▶ [CHALLENGE]:
Go through the entries below and collect each line with the string "experience" in it.

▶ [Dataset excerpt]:
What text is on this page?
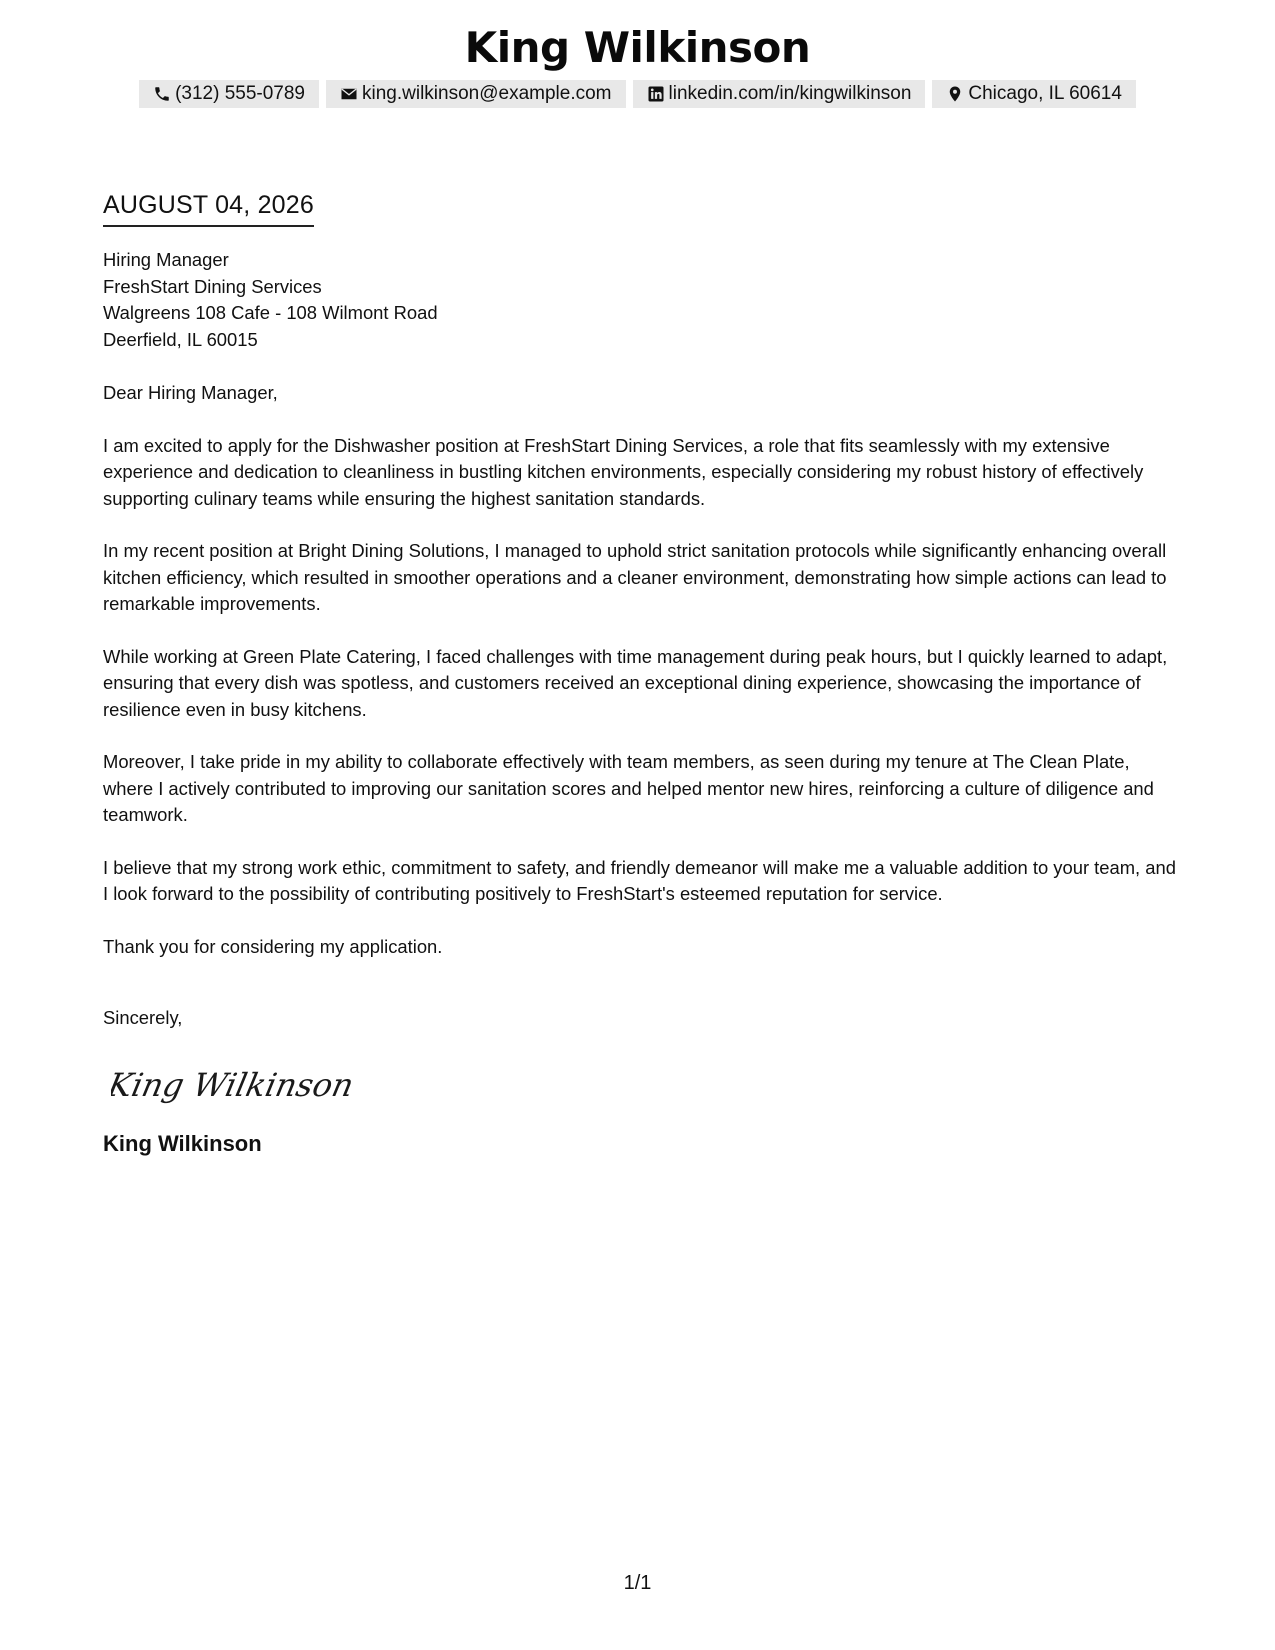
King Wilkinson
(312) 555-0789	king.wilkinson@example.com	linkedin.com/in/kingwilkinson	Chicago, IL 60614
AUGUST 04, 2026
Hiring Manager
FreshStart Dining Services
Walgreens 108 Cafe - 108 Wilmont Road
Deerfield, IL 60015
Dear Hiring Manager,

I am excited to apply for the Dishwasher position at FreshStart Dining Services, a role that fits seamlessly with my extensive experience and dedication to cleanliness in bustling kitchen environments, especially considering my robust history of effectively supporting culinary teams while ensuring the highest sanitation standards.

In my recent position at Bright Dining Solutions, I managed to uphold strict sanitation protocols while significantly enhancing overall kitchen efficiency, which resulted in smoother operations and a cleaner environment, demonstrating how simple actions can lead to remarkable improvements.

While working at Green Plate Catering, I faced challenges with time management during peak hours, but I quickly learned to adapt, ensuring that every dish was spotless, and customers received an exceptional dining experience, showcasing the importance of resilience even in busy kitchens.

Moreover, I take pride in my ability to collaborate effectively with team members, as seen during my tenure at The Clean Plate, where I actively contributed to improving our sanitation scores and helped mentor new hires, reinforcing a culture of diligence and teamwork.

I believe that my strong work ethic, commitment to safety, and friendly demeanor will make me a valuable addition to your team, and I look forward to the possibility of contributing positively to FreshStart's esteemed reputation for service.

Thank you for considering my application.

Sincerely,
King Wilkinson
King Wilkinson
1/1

==

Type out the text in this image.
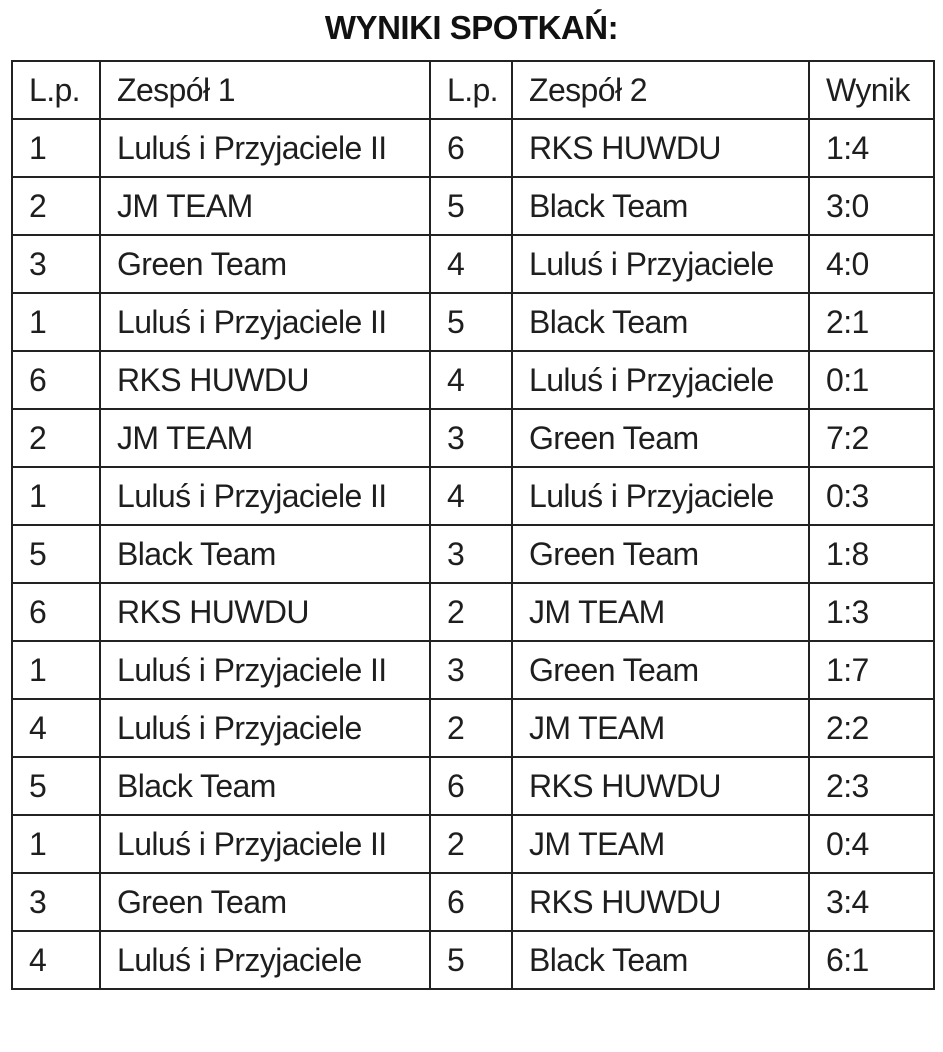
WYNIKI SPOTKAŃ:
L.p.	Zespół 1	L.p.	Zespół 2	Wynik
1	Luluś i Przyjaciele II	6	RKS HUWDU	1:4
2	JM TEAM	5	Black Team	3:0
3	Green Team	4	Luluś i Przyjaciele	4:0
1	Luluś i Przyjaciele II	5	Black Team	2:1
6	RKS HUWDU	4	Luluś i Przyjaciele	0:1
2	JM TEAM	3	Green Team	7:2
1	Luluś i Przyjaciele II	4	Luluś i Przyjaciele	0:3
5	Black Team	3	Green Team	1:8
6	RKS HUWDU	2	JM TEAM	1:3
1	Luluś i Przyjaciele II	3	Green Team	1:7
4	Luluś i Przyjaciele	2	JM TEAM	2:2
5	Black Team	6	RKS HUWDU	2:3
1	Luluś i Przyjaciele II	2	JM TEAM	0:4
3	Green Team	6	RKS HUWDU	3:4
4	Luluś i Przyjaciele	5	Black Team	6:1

▶ [RESPONSE]:
I am excited to apply for the Dishwasher position at FreshStart Dining Services, a role that fits seamlessly with my extensive experience and dedication to cleanliness in bustling kitchen environments, especially considering my robust history of effectively supporting culinary teams while ensuring the highest sanitation standards.
While working at Green Plate Catering, I faced challenges with time management during peak hours, but I quickly learned to adapt, ensuring that every dish was spotless, and customers received an exceptional dining experience, showcasing the importance of resilience even in busy kitchens.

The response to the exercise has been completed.